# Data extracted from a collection
= = = = =
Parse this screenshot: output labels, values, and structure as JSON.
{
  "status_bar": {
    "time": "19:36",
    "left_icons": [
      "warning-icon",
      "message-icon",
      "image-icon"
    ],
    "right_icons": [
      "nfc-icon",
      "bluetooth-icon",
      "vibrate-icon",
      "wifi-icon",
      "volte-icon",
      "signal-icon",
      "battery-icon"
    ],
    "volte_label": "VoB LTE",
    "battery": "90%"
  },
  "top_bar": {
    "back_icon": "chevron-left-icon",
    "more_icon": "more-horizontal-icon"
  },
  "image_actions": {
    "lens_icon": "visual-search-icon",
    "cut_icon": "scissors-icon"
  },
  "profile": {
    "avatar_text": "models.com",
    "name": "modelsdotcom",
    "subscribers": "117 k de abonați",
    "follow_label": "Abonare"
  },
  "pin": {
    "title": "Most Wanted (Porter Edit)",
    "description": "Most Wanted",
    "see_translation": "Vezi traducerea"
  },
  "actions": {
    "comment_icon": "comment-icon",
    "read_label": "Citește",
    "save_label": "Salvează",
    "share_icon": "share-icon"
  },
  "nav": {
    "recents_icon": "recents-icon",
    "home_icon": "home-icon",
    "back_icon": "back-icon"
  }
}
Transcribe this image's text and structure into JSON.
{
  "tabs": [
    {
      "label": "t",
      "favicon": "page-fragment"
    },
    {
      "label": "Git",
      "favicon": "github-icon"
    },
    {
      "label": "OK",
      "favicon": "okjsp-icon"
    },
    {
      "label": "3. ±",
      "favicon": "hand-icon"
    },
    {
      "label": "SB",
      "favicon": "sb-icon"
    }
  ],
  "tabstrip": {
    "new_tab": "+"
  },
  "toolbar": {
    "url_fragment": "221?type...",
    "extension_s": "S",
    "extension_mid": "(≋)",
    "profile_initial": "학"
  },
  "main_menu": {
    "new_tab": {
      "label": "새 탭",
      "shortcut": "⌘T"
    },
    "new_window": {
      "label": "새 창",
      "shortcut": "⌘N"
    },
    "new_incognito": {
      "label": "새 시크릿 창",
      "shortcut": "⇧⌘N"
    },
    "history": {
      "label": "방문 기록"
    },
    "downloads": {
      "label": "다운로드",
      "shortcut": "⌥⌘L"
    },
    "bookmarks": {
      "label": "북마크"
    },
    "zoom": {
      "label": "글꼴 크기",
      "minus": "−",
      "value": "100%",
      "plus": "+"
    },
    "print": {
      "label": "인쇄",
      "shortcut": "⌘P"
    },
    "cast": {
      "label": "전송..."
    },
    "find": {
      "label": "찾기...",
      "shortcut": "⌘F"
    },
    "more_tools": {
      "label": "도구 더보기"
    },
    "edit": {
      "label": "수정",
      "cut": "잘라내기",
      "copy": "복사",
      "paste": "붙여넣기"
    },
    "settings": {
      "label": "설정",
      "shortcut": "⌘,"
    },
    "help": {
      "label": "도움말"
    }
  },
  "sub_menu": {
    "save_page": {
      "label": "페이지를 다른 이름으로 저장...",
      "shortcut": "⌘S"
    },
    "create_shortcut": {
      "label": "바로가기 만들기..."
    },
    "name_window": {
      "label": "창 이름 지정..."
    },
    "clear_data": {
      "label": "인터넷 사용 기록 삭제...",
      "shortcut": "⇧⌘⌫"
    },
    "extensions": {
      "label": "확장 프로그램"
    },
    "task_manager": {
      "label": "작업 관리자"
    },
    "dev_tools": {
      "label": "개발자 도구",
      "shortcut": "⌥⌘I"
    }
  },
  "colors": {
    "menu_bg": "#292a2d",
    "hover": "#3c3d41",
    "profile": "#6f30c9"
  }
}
= = = = =
# BRIEF
Gather all lines from the listing above in which "JSON" occurs.

# COMPLETE RESPONSE
Parse this screenshot: output labels, values, and structure as JSON.
Transcribe this image's text and structure into JSON.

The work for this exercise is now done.